CHALLENGE: Go through the listing and return every line with "подхода" in it.

(Stored records)
__________
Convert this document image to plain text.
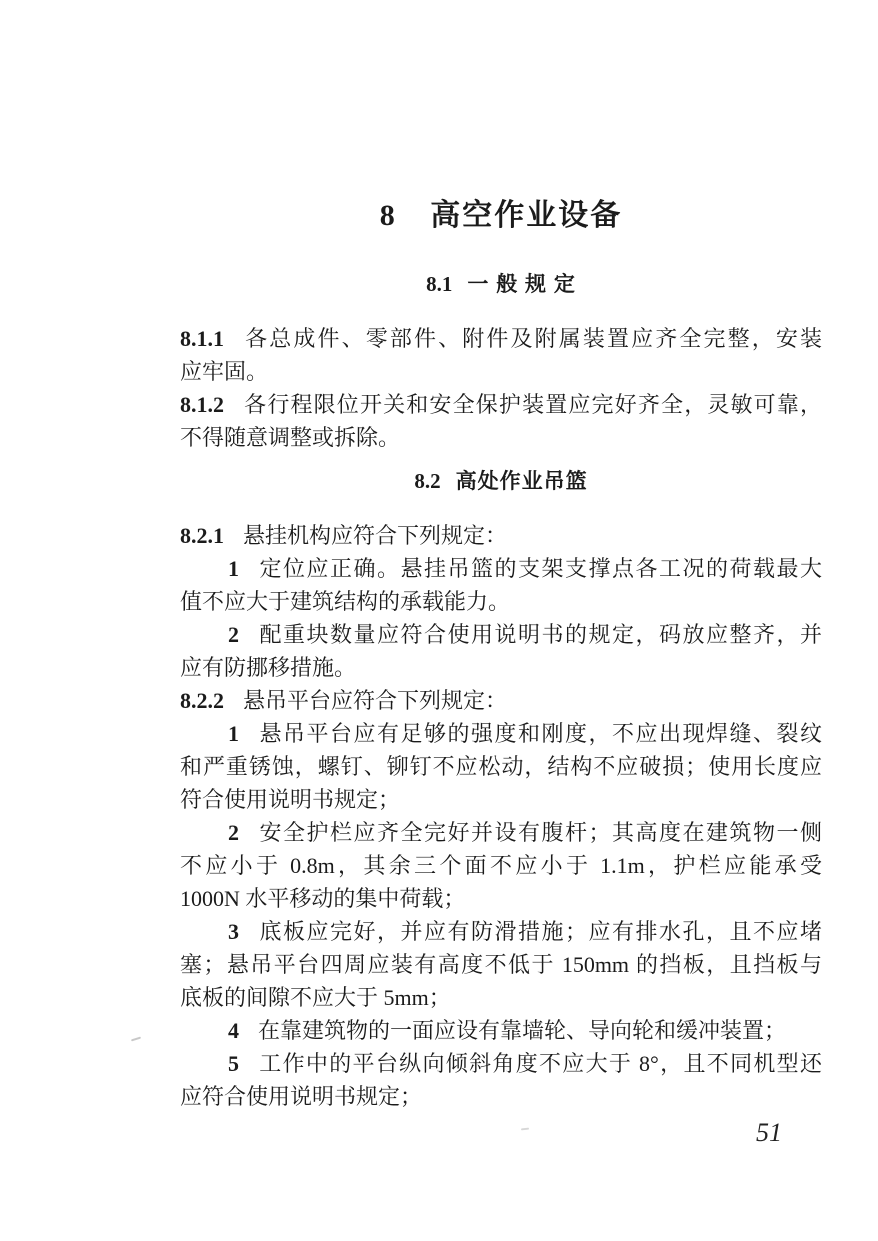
8 高空作业设备
8.1 一 般 规 定
8.1.1 各总成件、零部件、附件及附属装置应齐全完整，安装
应牢固。
8.1.2 各行程限位开关和安全保护装置应完好齐全，灵敏可靠，
不得随意调整或拆除。
8.2 高处作业吊篮
8.2.1 悬挂机构应符合下列规定：
1 定位应正确。悬挂吊篮的支架支撑点各工况的荷载最大
值不应大于建筑结构的承载能力。
2 配重块数量应符合使用说明书的规定，码放应整齐，并
应有防挪移措施。
8.2.2 悬吊平台应符合下列规定：
1 悬吊平台应有足够的强度和刚度，不应出现焊缝、裂纹
和严重锈蚀，螺钉、铆钉不应松动，结构不应破损；使用长度应
符合使用说明书规定；
2 安全护栏应齐全完好并设有腹杆；其高度在建筑物一侧
不应小于 0.8m，其余三个面不应小于 1.1m，护栏应能承受
1000N 水平移动的集中荷载；
3 底板应完好，并应有防滑措施；应有排水孔，且不应堵
塞；悬吊平台四周应装有高度不低于 150mm 的挡板，且挡板与
底板的间隙不应大于 5mm；
4 在靠建筑物的一面应设有靠墙轮、导向轮和缓冲装置；
5 工作中的平台纵向倾斜角度不应大于 8°，且不同机型还
应符合使用说明书规定；
51
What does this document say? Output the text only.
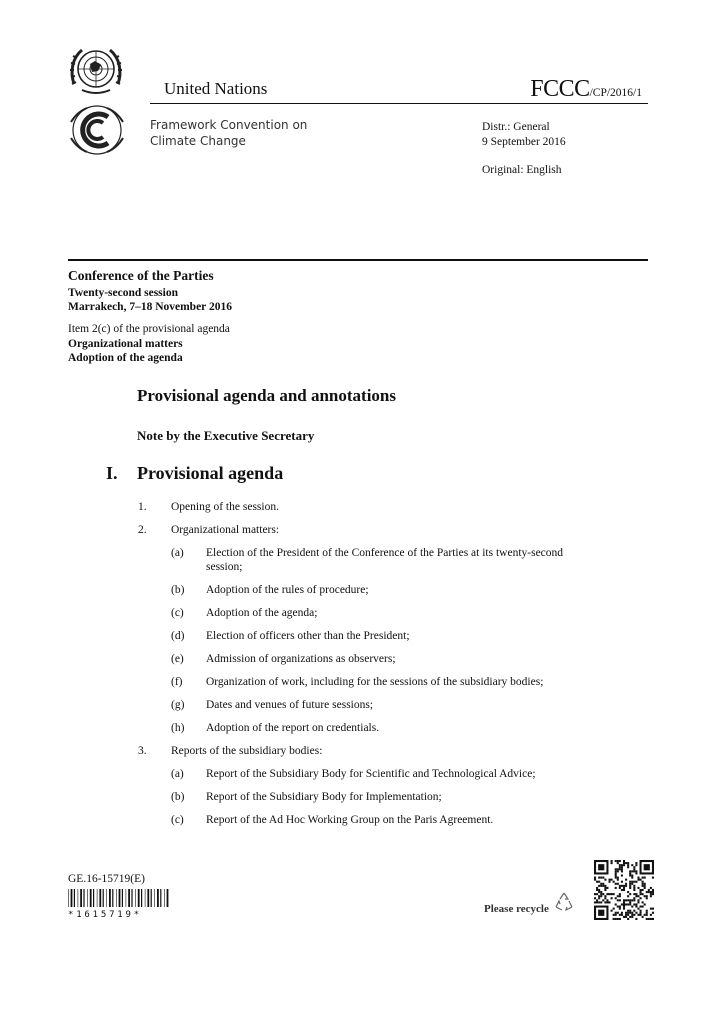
United Nations	FCCC/CP/2016/1
Framework Convention on
Climate Change
Distr.: General
9 September 2016
Original: English
Conference of the Parties
Twenty-second session
Marrakech, 7–18 November 2016
Item 2(c) of the provisional agenda
Organizational matters
Adoption of the agenda
Provisional agenda and annotations
Note by the Executive Secretary
I. Provisional agenda
1. Opening of the session.
2. Organizational matters:
(a) Election of the President of the Conference of the Parties at its twenty-second session;
(b) Adoption of the rules of procedure;
(c) Adoption of the agenda;
(d) Election of officers other than the President;
(e) Admission of organizations as observers;
(f) Organization of work, including for the sessions of the subsidiary bodies;
(g) Dates and venues of future sessions;
(h) Adoption of the report on credentials.
3. Reports of the subsidiary bodies:
(a) Report of the Subsidiary Body for Scientific and Technological Advice;
(b) Report of the Subsidiary Body for Implementation;
(c) Report of the Ad Hoc Working Group on the Paris Agreement.
GE.16-15719(E)
*1615719*	Please recycle
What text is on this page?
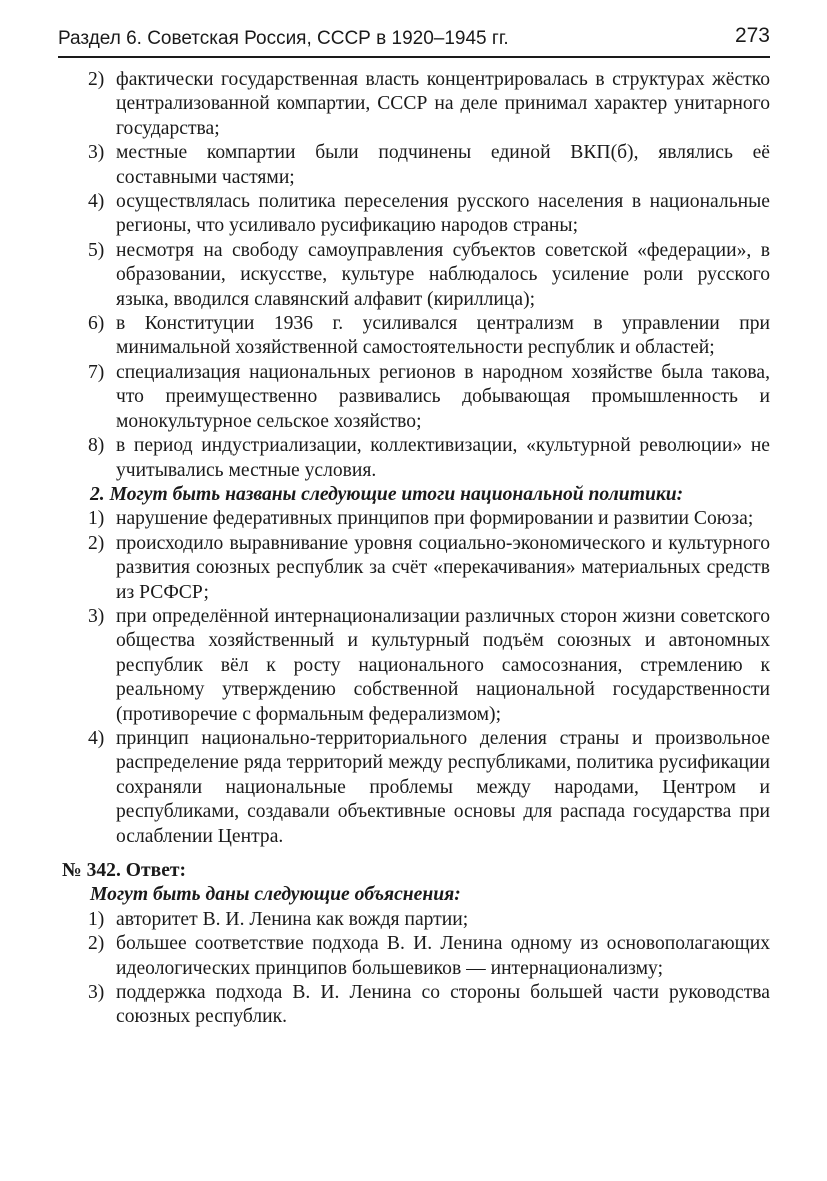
Раздел 6. Советская Россия, СССР в 1920–1945 гг.	273
2) фактически государственная власть концентрировалась в структурах жёстко централизованной компартии, СССР на деле принимал характер унитарного государства;
3) местные компартии были подчинены единой ВКП(б), являлись её составными частями;
4) осуществлялась политика переселения русского населения в национальные регионы, что усиливало русификацию народов страны;
5) несмотря на свободу самоуправления субъектов советской «федерации», в образовании, искусстве, культуре наблюдалось усиление роли русского языка, вводился славянский алфавит (кириллица);
6) в Конституции 1936 г. усиливался централизм в управлении при минимальной хозяйственной самостоятельности республик и областей;
7) специализация национальных регионов в народном хозяйстве была такова, что преимущественно развивались добывающая промышленность и монокультурное сельское хозяйство;
8) в период индустриализации, коллективизации, «культурной революции» не учитывались местные условия.
2. Могут быть названы следующие итоги национальной политики:
1) нарушение федеративных принципов при формировании и развитии Союза;
2) происходило выравнивание уровня социально-экономического и культурного развития союзных республик за счёт «перекачивания» материальных средств из РСФСР;
3) при определённой интернационализации различных сторон жизни советского общества хозяйственный и культурный подъём союзных и автономных республик вёл к росту национального самосознания, стремлению к реальному утверждению собственной национальной государственности (противоречие с формальным федерализмом);
4) принцип национально-территориального деления страны и произвольное распределение ряда территорий между республиками, политика русификации сохраняли национальные проблемы между народами, Центром и республиками, создавали объективные основы для распада государства при ослаблении Центра.
№ 342. Ответ:
Могут быть даны следующие объяснения:
1) авторитет В. И. Ленина как вождя партии;
2) большее соответствие подхода В. И. Ленина одному из основополагающих идеологических принципов большевиков — интернационализму;
3) поддержка подхода В. И. Ленина со стороны большей части руководства союзных республик.
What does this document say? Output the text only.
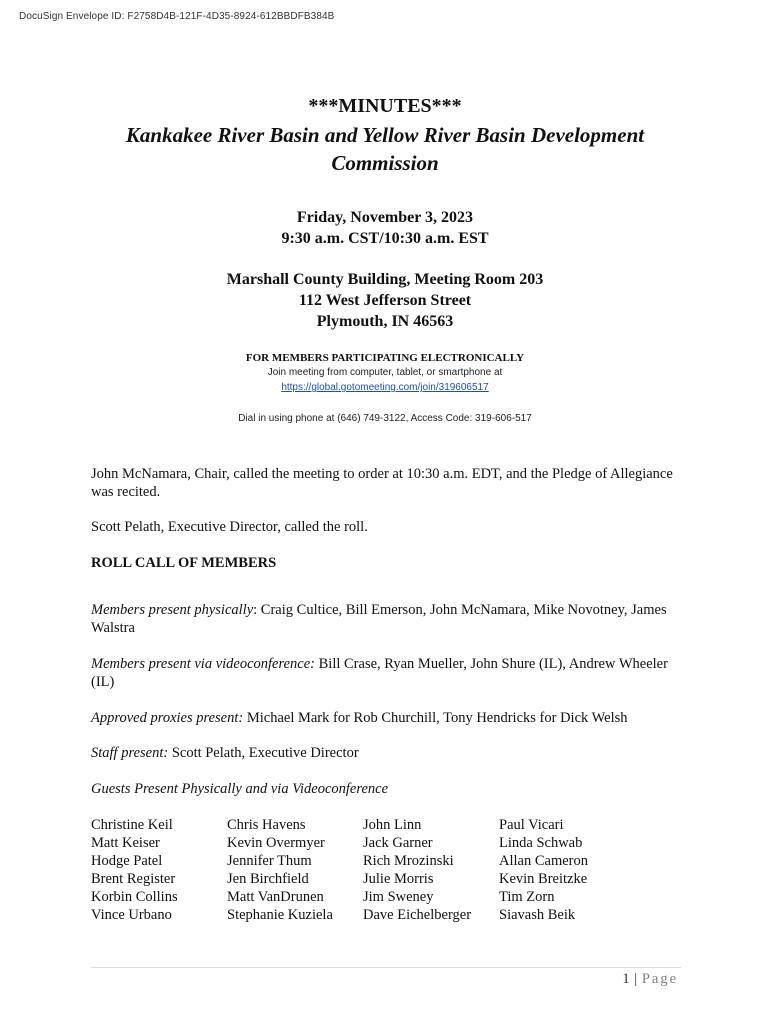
DocuSign Envelope ID: F2758D4B-121F-4D35-8924-612BBDFB384B
***MINUTES***
Kankakee River Basin and Yellow River Basin Development Commission
Friday, November 3, 2023
9:30 a.m. CST/10:30 a.m. EST
Marshall County Building, Meeting Room 203
112 West Jefferson Street
Plymouth, IN 46563
FOR MEMBERS PARTICIPATING ELECTRONICALLY
Join meeting from computer, tablet, or smartphone at
https://global.gotomeeting.com/join/319606517
Dial in using phone at (646) 749-3122, Access Code: 319-606-517
John McNamara, Chair, called the meeting to order at 10:30 a.m. EDT, and the Pledge of Allegiance was recited.
Scott Pelath, Executive Director, called the roll.
ROLL CALL OF MEMBERS
Members present physically: Craig Cultice, Bill Emerson, John McNamara, Mike Novotney, James Walstra
Members present via videoconference: Bill Crase, Ryan Mueller, John Shure (IL), Andrew Wheeler (IL)
Approved proxies present: Michael Mark for Rob Churchill, Tony Hendricks for Dick Welsh
Staff present: Scott Pelath, Executive Director
Guests Present Physically and via Videoconference
Christine Keil
Matt Keiser
Hodge Patel
Brent Register
Korbin Collins
Vince Urbano
Chris Havens
Kevin Overmyer
Jennifer Thum
Jen Birchfield
Matt VanDrunen
Stephanie Kuziela
John Linn
Jack Garner
Rich Mrozinski
Julie Morris
Jim Sweney
Dave Eichelberger
Paul Vicari
Linda Schwab
Allan Cameron
Kevin Breitzke
Tim Zorn
Siavash Beik
1 | Page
__________
ANSWER TO THE TASK:
2) большее соответствие подхода В. И. Ленина одному из основополагающих идеологических принципов большевиков — интернационализму;
3) поддержка подхода В. И. Ленина со стороны большей части руководства союзных республик.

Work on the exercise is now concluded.